## Given instruction:
Repeat each entry as written, dropping any picture you find.

## Recorded data:
"""
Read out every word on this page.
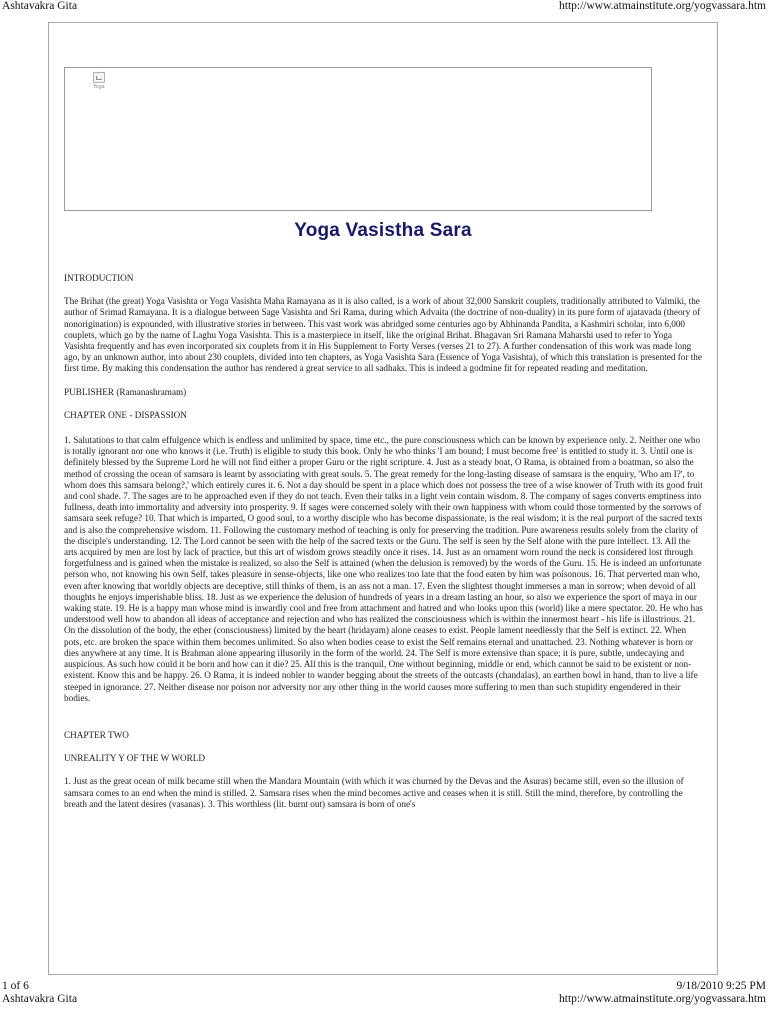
Ashtavakra Gita	http://www.atmainstitute.org/yogvassara.htm
Yoga
Yoga Vasistha Sara

INTRODUCTION

The Brihat (the great) Yoga Vasishta or Yoga Vasishta Maha Ramayana as it is also called, is a work of about 32,000 Sanskrit couplets, traditionally attributed to Valmiki, the author of Srimad Ramayana. It is a dialogue between Sage Vasishta and Sri Rama, during which Advaita (the doctrine of non-duality) in its pure form of ajatavada (theory of nonorigination) is expounded, with illustrative stories in between. This vast work was abridged some centuries ago by Abhinanda Pandita, a Kashmiri scholar, into 6,000 couplets, which go by the name of Laghu Yoga Vasishta. This is a masterpiece in itself, like the original Brihat. Bhagavan Sri Ramana Maharshi used to refer to Yoga Vasishta frequently and has even incorporated six couplets from it in His Supplement to Forty Verses (verses 21 to 27). A further condensation of this work was made long ago, by an unknown author, into about 230 couplets, divided into ten chapters, as Yoga Vasishta Sara (Essence of Yoga Vasishta), of which this translation is presented for the first time. By making this condensation the author has rendered a great service to all sadhaks. This is indeed a godmine fit for repeated reading and meditation.

PUBLISHER (Ramanashramam)

CHAPTER ONE - DISPASSION

1. Salutations to that calm effulgence which is endless and unlimited by space, time etc., the pure consciousness which can be known by experience only. 2. Neither one who is totally ignorant nor one who knows it (i.e. Truth) is eligible to study this book. Only he who thinks 'I am bound; I must become free' is entitled to study it. 3. Until one is definitely blessed by the Supreme Lord he will not find either a proper Guru or the right scripture. 4. Just as a steady boat, O Rama, is obtained from a boatman, so also the method of crossing the ocean of samsara is learnt by associating with great souls. 5. The great remedy for the long-lasting disease of samsara is the enquiry, 'Who am I?', to whom does this samsara belong?,' which entirely cures it. 6. Not a day should be spent in a place which does not possess the tree of a wise knower of Truth with its good fruit and cool shade. 7. The sages are to be approached even if they do not teach. Even their talks in a light vein contain wisdom. 8. The company of sages converts emptiness into fullness, death into immortality and adversity into prosperity. 9. If sages were concerned solely with their own happiness with whom could those tormented by the sorrows of samsara seek refuge? 10. That which is imparted, O good soul, to a worthy disciple who has become dispassionate, is the real wisdom; it is the real purport of the sacred texts and is also the comprehensive wisdom. 11. Following the customary method of teaching is only for preserving the tradition. Pure awareness results solely from the clarity of the disciple's understanding. 12. The Lord cannot be seen with the help of the sacred texts or the Guru. The self is seen by the Self alone with the pure intellect. 13. All the arts acquired by men are lost by lack of practice, but this art of wisdom grows steadily once it rises. 14. Just as an ornament worn round the neck is considered lost through forgetfulness and is gained when the mistake is realized, so also the Self is attained (when the delusion is removed) by the words of the Guru. 15. He is indeed an unfortunate person who, not knowing his own Self, takes pleasure in sense-objects, like one who realizes too late that the food eaten by him was poisonous. 16. That perverted man who, even after knowing that worldly objects are deceptive, still thinks of them, is an ass not a man. 17. Even the slightest thought immerses a man in sorrow; when devoid of all thoughts he enjoys imperishable bliss. 18. Just as we experience the delusion of hundreds of years in a dream lasting an hour, so also we experience the sport of maya in our waking state. 19. He is a happy man whose mind is inwardly cool and free from attachment and hatred and who looks upon this (world) like a mere spectator. 20. He who has understood well how to abandon all ideas of acceptance and rejection and who has realized the consciousness which is within the innermost heart - his life is illustrious. 21. On the dissolution of the body, the ether (consciousness) limited by the heart (hridayam) alone ceases to exist. People lament needlessly that the Self is extinct. 22. When pots, etc. are broken the space within them becomes unlimited. So also when bodies cease to exist the Self remains eternal and unattached. 23. Nothing whatever is born or dies anywhere at any time. It is Brahman alone appearing illusorily in the form of the world. 24. The Self is more extensive than space; it is pure, subtle, undecaying and auspicious. As such how could it be born and how can it die? 25. All this is the tranquil, One without beginning, middle or end, which cannot be said to be existent or non-existent. Know this and be happy. 26. O Rama, it is indeed nobler to wander begging about the streets of the outcasts (chandalas), an earthen bowl in hand, than to live a life steeped in ignorance. 27. Neither disease nor poison nor adversity nor any other thing in the world causes more suffering to men than such stupidity engendered in their bodies.

CHAPTER TWO

UNREALITY Y OF THE W WORLD

1. Just as the great ocean of milk became still when the Mandara Mountain (with which it was churned by the Devas and the Asuras) became still, even so the illusion of samsara comes to an end when the mind is stilled. 2. Samsara rises when the mind becomes active and ceases when it is still. Still the mind, therefore, by controlling the breath and the latent desires (vasanas). 3. This worthless (lit. burnt out) samsara is born of one's

1 of 6
Ashtavakra Gita
9/18/2010 9:25 PM
http://www.atmainstitute.org/yogvassara.htm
"""
## Final result:
Read out every word on this page.
Ashtavakra Gita	http://www.atmainstitute.org/yogvassara.htm
Yoga
Yoga Vasistha Sara

INTRODUCTION

The Brihat (the great) Yoga Vasishta or Yoga Vasishta Maha Ramayana as it is also called, is a work of about 32,000 Sanskrit couplets, traditionally attributed to Valmiki, the author of Srimad Ramayana. It is a dialogue between Sage Vasishta and Sri Rama, during which Advaita (the doctrine of non-duality) in its pure form of ajatavada (theory of nonorigination) is expounded, with illustrative stories in between. This vast work was abridged some centuries ago by Abhinanda Pandita, a Kashmiri scholar, into 6,000 couplets, which go by the name of Laghu Yoga Vasishta. This is a masterpiece in itself, like the original Brihat. Bhagavan Sri Ramana Maharshi used to refer to Yoga Vasishta frequently and has even incorporated six couplets from it in His Supplement to Forty Verses (verses 21 to 27). A further condensation of this work was made long ago, by an unknown author, into about 230 couplets, divided into ten chapters, as Yoga Vasishta Sara (Essence of Yoga Vasishta), of which this translation is presented for the first time. By making this condensation the author has rendered a great service to all sadhaks. This is indeed a godmine fit for repeated reading and meditation.

PUBLISHER (Ramanashramam)

CHAPTER ONE - DISPASSION

1. Salutations to that calm effulgence which is endless and unlimited by space, time etc., the pure consciousness which can be known by experience only. 2. Neither one who is totally ignorant nor one who knows it (i.e. Truth) is eligible to study this book. Only he who thinks 'I am bound; I must become free' is entitled to study it. 3. Until one is definitely blessed by the Supreme Lord he will not find either a proper Guru or the right scripture. 4. Just as a steady boat, O Rama, is obtained from a boatman, so also the method of crossing the ocean of samsara is learnt by associating with great souls. 5. The great remedy for the long-lasting disease of samsara is the enquiry, 'Who am I?', to whom does this samsara belong?,' which entirely cures it. 6. Not a day should be spent in a place which does not possess the tree of a wise knower of Truth with its good fruit and cool shade. 7. The sages are to be approached even if they do not teach. Even their talks in a light vein contain wisdom. 8. The company of sages converts emptiness into fullness, death into immortality and adversity into prosperity. 9. If sages were concerned solely with their own happiness with whom could those tormented by the sorrows of samsara seek refuge? 10. That which is imparted, O good soul, to a worthy disciple who has become dispassionate, is the real wisdom; it is the real purport of the sacred texts and is also the comprehensive wisdom. 11. Following the customary method of teaching is only for preserving the tradition. Pure awareness results solely from the clarity of the disciple's understanding. 12. The Lord cannot be seen with the help of the sacred texts or the Guru. The self is seen by the Self alone with the pure intellect. 13. All the arts acquired by men are lost by lack of practice, but this art of wisdom grows steadily once it rises. 14. Just as an ornament worn round the neck is considered lost through forgetfulness and is gained when the mistake is realized, so also the Self is attained (when the delusion is removed) by the words of the Guru. 15. He is indeed an unfortunate person who, not knowing his own Self, takes pleasure in sense-objects, like one who realizes too late that the food eaten by him was poisonous. 16. That perverted man who, even after knowing that worldly objects are deceptive, still thinks of them, is an ass not a man. 17. Even the slightest thought immerses a man in sorrow; when devoid of all thoughts he enjoys imperishable bliss. 18. Just as we experience the delusion of hundreds of years in a dream lasting an hour, so also we experience the sport of maya in our waking state. 19. He is a happy man whose mind is inwardly cool and free from attachment and hatred and who looks upon this (world) like a mere spectator. 20. He who has understood well how to abandon all ideas of acceptance and rejection and who has realized the consciousness which is within the innermost heart - his life is illustrious. 21. On the dissolution of the body, the ether (consciousness) limited by the heart (hridayam) alone ceases to exist. People lament needlessly that the Self is extinct. 22. When pots, etc. are broken the space within them becomes unlimited. So also when bodies cease to exist the Self remains eternal and unattached. 23. Nothing whatever is born or dies anywhere at any time. It is Brahman alone appearing illusorily in the form of the world. 24. The Self is more extensive than space; it is pure, subtle, undecaying and auspicious. As such how could it be born and how can it die? 25. All this is the tranquil, One without beginning, middle or end, which cannot be said to be existent or non-existent. Know this and be happy. 26. O Rama, it is indeed nobler to wander begging about the streets of the outcasts (chandalas), an earthen bowl in hand, than to live a life steeped in ignorance. 27. Neither disease nor poison nor adversity nor any other thing in the world causes more suffering to men than such stupidity engendered in their bodies.

CHAPTER TWO

UNREALITY Y OF THE W WORLD

1. Just as the great ocean of milk became still when the Mandara Mountain (with which it was churned by the Devas and the Asuras) became still, even so the illusion of samsara comes to an end when the mind is stilled. 2. Samsara rises when the mind becomes active and ceases when it is still. Still the mind, therefore, by controlling the breath and the latent desires (vasanas). 3. This worthless (lit. burnt out) samsara is born of one's

1 of 6
Ashtavakra Gita
9/18/2010 9:25 PM
http://www.atmainstitute.org/yogvassara.htm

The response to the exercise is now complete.